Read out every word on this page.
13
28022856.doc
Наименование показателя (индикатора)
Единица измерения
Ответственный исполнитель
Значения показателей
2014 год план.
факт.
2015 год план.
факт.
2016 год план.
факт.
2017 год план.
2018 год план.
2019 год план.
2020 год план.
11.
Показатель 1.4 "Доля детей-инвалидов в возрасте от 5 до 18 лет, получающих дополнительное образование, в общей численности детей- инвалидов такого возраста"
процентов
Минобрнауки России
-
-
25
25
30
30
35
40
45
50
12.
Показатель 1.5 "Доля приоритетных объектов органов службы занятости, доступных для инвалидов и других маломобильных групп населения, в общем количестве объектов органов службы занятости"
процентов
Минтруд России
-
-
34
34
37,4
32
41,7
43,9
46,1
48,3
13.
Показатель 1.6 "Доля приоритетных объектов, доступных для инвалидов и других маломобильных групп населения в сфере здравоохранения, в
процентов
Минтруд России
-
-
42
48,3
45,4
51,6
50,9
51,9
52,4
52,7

········

• _Exercise aim_: Copy out all lines above that include the string "план".

• _Solution_:
2014 год план.
2015 год план.
2016 год план.
2017 год план.
2018 год план.
2019 год план.
2020 год план.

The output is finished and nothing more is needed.